* _Input records_:
--- START ---
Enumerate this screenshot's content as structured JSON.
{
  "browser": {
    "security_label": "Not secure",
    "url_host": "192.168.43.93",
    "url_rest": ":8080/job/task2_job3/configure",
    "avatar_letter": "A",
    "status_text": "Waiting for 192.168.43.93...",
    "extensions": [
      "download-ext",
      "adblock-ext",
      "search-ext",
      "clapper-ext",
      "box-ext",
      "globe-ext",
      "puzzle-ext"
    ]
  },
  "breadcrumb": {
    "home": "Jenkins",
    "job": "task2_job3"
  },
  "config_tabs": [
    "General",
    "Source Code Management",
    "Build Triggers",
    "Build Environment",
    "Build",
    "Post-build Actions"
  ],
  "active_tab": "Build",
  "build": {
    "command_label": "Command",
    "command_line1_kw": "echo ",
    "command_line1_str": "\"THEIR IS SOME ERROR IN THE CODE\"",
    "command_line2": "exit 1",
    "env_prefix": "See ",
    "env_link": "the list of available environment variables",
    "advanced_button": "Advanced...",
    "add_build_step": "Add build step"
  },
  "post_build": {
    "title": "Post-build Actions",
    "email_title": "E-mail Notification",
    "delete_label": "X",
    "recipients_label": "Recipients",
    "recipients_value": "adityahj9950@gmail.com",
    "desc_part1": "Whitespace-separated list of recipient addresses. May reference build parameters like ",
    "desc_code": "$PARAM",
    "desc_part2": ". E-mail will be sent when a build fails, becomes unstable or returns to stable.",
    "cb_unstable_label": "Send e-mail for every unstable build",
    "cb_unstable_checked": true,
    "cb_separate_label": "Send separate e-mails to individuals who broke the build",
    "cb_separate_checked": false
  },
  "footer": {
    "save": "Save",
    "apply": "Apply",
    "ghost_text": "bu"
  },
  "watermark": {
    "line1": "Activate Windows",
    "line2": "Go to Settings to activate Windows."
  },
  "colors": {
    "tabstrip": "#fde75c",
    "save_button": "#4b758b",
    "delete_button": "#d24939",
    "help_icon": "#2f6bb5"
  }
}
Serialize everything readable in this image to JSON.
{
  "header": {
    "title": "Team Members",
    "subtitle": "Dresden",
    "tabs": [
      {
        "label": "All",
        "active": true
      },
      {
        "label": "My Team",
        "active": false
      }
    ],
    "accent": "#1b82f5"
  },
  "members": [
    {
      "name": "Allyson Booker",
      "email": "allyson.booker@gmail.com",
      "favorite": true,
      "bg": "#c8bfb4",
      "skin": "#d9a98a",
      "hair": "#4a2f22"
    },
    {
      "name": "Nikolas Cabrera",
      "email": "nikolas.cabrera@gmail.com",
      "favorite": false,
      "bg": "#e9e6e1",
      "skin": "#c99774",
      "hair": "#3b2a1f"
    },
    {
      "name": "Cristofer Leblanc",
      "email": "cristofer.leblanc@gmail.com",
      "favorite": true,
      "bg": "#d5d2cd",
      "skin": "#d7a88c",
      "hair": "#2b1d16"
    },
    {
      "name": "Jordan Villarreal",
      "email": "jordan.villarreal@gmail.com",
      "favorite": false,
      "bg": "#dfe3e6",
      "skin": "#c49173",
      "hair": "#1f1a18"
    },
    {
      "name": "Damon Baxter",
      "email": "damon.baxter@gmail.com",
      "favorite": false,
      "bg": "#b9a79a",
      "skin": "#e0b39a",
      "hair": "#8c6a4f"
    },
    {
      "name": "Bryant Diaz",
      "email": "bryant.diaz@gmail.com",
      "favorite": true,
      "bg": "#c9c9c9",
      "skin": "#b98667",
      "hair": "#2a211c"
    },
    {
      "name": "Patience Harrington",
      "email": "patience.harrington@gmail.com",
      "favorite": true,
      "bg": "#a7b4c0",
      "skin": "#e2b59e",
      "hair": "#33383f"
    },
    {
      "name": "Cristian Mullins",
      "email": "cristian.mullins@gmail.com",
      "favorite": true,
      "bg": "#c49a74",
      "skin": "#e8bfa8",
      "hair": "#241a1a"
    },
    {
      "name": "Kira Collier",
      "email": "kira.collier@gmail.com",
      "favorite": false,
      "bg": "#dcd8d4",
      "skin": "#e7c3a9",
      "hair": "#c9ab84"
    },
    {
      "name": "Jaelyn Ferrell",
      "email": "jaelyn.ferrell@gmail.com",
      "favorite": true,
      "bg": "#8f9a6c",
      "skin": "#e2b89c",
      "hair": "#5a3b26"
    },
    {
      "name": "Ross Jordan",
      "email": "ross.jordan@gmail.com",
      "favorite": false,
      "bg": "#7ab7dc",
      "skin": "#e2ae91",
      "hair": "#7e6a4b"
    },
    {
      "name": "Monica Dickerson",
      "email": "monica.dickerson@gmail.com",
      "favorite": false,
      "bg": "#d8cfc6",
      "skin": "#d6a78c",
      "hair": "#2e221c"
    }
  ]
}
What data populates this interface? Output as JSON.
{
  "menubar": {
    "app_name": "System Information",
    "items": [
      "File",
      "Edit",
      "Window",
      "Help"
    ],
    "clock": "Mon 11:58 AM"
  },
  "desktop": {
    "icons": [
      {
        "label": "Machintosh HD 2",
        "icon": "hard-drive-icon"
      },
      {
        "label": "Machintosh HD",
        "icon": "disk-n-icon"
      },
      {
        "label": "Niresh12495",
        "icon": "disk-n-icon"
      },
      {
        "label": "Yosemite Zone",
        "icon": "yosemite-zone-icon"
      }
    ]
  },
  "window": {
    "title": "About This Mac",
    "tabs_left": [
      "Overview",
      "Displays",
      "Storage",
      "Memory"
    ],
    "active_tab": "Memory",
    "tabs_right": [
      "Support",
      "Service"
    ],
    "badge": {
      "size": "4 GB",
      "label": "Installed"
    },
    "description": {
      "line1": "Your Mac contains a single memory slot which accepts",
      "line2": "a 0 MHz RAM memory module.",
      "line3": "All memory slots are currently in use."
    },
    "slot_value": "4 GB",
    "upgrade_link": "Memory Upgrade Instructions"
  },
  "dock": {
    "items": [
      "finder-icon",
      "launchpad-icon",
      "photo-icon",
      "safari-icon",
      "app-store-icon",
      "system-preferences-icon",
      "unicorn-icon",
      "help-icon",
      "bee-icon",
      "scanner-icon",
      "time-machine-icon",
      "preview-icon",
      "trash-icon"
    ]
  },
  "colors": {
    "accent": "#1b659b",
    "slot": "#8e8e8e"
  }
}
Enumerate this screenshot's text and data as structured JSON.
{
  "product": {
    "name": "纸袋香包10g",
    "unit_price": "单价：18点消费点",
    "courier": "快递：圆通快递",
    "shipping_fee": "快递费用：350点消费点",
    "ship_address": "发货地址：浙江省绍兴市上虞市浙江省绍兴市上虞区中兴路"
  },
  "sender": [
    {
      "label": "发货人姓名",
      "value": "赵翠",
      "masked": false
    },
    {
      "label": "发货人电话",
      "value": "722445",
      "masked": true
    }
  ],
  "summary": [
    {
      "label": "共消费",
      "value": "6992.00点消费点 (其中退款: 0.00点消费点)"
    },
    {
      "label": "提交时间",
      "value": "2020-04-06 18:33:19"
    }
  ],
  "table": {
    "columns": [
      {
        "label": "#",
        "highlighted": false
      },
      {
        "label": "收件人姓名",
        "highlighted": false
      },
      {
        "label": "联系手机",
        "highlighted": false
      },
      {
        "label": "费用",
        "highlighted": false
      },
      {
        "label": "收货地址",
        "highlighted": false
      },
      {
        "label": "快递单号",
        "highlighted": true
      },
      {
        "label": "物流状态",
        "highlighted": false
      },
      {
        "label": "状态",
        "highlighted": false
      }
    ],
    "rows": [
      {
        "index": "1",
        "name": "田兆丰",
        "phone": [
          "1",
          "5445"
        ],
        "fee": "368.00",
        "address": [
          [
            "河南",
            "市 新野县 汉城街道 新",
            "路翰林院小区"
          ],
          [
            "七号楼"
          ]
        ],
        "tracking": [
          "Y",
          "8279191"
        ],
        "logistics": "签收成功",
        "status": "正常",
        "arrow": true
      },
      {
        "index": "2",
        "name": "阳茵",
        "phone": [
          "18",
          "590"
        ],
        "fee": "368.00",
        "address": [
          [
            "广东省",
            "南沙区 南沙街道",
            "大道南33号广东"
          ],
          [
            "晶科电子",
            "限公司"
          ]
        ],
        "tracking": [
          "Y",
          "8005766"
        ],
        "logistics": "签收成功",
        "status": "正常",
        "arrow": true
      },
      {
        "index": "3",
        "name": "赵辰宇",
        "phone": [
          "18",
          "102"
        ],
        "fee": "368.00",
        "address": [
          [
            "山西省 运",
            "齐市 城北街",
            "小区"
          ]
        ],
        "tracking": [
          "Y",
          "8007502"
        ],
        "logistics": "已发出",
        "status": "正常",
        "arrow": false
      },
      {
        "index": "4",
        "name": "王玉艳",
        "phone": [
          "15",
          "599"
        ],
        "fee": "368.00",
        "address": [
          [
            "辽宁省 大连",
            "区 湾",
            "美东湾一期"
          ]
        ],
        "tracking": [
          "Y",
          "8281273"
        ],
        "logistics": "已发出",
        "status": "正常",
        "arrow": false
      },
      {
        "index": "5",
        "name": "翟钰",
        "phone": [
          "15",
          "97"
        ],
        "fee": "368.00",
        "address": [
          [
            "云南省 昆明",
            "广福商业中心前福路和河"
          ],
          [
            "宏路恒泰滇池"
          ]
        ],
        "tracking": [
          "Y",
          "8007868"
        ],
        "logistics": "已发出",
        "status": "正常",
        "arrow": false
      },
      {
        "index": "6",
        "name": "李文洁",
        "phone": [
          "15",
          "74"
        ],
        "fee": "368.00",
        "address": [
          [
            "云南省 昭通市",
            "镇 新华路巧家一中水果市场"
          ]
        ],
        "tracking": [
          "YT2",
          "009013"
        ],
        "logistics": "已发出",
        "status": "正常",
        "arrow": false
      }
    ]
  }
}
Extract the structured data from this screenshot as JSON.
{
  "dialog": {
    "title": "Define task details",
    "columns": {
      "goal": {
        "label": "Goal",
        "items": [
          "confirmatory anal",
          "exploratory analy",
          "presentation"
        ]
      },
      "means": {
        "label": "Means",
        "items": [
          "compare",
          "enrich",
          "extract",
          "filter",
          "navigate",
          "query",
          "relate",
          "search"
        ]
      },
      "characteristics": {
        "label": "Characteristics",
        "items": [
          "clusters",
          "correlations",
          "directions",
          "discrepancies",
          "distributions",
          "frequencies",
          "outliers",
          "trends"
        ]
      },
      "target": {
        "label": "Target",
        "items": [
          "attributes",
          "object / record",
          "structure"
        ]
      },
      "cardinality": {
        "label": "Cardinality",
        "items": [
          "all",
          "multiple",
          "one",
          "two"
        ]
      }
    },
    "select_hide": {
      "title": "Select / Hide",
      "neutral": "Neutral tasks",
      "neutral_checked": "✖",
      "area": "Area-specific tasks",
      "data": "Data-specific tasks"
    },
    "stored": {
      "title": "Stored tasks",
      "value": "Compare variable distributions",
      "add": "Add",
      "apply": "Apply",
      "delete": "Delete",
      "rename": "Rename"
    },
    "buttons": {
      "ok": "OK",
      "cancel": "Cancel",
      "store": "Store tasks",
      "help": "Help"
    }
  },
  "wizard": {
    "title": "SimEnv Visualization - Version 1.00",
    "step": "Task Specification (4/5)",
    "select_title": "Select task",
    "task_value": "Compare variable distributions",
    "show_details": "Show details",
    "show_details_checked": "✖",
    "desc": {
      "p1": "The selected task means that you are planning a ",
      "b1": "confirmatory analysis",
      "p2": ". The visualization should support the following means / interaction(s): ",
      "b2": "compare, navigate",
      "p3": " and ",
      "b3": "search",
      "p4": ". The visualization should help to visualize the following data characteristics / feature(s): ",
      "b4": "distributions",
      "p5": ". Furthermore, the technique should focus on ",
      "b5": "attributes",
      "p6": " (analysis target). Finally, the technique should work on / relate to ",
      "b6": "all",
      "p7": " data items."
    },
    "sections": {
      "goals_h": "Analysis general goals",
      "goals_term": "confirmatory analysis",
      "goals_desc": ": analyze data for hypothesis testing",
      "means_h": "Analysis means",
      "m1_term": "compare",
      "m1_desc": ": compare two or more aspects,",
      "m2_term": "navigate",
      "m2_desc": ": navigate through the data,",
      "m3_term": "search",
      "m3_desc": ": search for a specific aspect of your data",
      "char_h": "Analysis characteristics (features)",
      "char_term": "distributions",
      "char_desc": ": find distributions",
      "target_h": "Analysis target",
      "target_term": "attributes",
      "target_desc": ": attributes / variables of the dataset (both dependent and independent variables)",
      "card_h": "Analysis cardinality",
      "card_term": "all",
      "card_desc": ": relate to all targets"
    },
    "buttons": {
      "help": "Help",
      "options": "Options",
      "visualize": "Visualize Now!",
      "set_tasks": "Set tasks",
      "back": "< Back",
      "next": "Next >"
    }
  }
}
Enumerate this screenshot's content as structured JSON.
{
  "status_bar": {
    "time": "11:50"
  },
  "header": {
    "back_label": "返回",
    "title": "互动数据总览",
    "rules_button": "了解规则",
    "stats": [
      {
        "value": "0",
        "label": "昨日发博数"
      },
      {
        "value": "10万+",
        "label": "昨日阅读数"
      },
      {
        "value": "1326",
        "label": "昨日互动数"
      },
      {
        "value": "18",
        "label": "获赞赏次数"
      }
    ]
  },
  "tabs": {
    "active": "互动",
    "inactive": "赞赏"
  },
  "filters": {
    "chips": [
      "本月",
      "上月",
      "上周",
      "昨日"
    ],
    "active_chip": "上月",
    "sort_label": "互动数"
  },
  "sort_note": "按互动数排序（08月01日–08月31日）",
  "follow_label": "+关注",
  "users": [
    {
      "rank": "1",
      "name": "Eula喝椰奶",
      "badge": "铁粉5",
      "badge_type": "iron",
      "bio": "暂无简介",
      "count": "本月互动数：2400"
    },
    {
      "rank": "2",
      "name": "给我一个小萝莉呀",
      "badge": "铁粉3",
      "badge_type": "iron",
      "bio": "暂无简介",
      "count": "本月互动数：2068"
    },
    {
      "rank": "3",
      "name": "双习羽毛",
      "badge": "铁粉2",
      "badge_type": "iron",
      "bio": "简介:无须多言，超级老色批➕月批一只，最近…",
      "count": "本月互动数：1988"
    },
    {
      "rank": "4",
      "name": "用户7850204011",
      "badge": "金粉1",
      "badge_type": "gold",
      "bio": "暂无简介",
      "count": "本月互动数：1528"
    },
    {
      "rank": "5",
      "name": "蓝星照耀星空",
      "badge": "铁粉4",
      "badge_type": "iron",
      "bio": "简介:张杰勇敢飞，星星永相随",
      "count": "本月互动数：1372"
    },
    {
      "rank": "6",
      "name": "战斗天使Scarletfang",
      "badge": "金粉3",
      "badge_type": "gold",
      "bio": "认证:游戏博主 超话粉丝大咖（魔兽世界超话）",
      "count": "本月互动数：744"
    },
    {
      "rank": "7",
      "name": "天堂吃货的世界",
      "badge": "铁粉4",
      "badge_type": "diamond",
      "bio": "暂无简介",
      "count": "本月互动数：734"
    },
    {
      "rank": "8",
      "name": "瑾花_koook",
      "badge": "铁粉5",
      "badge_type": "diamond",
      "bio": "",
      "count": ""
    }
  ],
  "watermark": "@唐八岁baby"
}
--- END ---
* _The task_: Review the preceding data and report every line that includes the string "search".

* _Response to this task_:
      "search-ext",
          "search"
      "b3": "search",
      "m3_term": "search",
      "m3_desc": ": search for a specific aspect of your data",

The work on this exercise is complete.